-- Start SUPPLIED TEXT --

The essay which follows attempts to develop a set of necessary, sufficient, and desirable criteria for the goal of opening the space frontier. Other attempts in this vein seem to have been trivialized by dogma and political claptrap.

A certain organization has made much of its so-called "Frontier Enabling Test." Yet this organization has apparently used this test to justify its support for everything from the international space station program to various multi-billion dollar efforts evincing a design to limit further the competition for space transportation services. Certainly, trusting any one organization, not built on the most principled of foundations, to determine and apply criteria for opening the space frontier is a speculative proposition at this time. Until the frontier is open, we should seek a multiplicity of approaches; no one true path has been anointed. In all likelihood, when the frontier is open we will look back and note that a variety of endeavors and factors were essential to its conquest.

In analyzing the criteria for meeting the goal of opening the space frontier, we should examine three categories: necessary conditions, being those conditions which are essential for the objective; sufficient conditions, being those which, once met, should soon see the frontier open; and desirable or preferred conditions, being those conditions which not only enhance the opening of the frontier in terms of speed or robustness, but also tend to enhance other aspects of life.

Cheap access to space, for all that it has been trumpeted as the cause celebre of the space movement, is a desirable condition. It is neither necessary nor sufficient for opening the space frontier. Just as access to the New World was once quite dear in terms of treasure, space may remain out of reach for many purses for some time. In the face of expensive access to space, we have seen thousands of satellites launched to orbit, doing yeoman's work in a host of industries. The supply of space transportation is not the only, nor is it even the most essential condition to be addressed. Given adequate economic incentives, the space frontier will be opened even in the face of expensive access costs. Traditionally, the opening of a new frontier drives down the cost of access to that frontier, not the other way around.

If the much vaunted "CATS" is not a necessary or sufficient condition, what criteria might we more profitably examine? What follows is an analysis of five conditions, each expressed as a necessary, as a sufficient, and as a preferred condition.

Necessary Conditions

  1. Markets for space activities must exist.
  2. Mechanisms for de facto property acquisition must exist.
  3. Government involvement must be consistent and reasonably predictable.
  4. Investor confidence in the space frontier market must exist.
  5. Economic motives for space development must be acceptable.

-- End SUPPLIED TEXT --
-- Start DATASET SECTION --

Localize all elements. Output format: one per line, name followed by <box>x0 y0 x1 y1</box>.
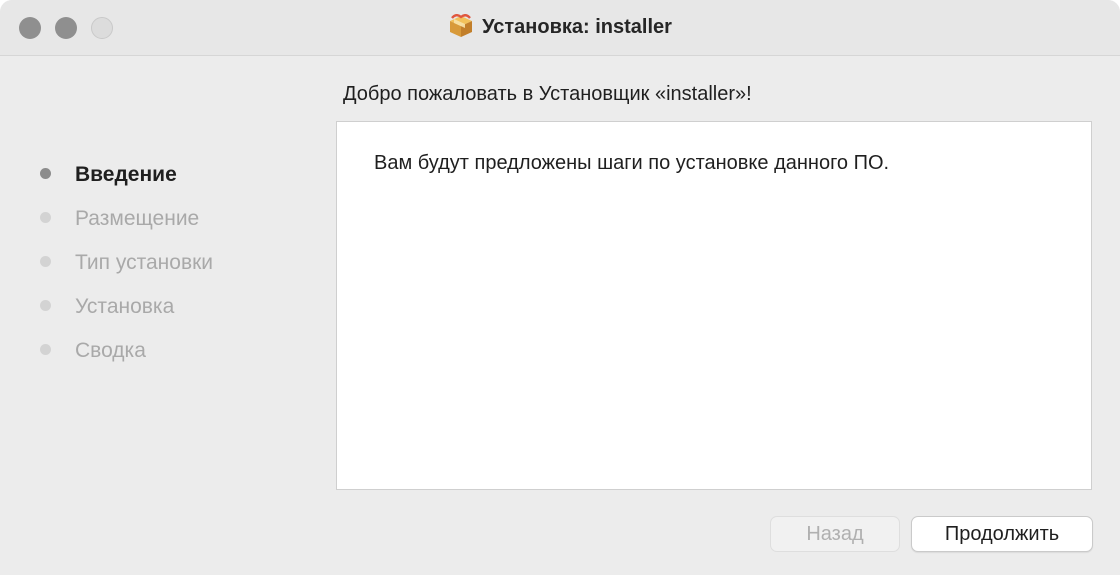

-- End DATASET SECTION --

_REQUESTS_.
- 1) List the five necessary conditions for opening the space frontier that the space frontier text gives.
- 2) Copy out the space frontier text word for word, from "3. Government involvement" to "must be acceptable.".
The lines aren't needed for any of this work.

_FINAL RESULTS_.
- 1)
1. Markets for space activities must exist.
2. Mechanisms for de facto property acquisition must exist.
3. Government involvement must be consistent and reasonably predictable.
4. Investor confidence in the space frontier market must exist.
5. Economic motives for space development must be acceptable.

- 2)
3. Government involvement must be consistent and reasonably predictable.
  4. Investor confidence in the space frontier market must exist.
  5. Economic motives for space development must be acceptable.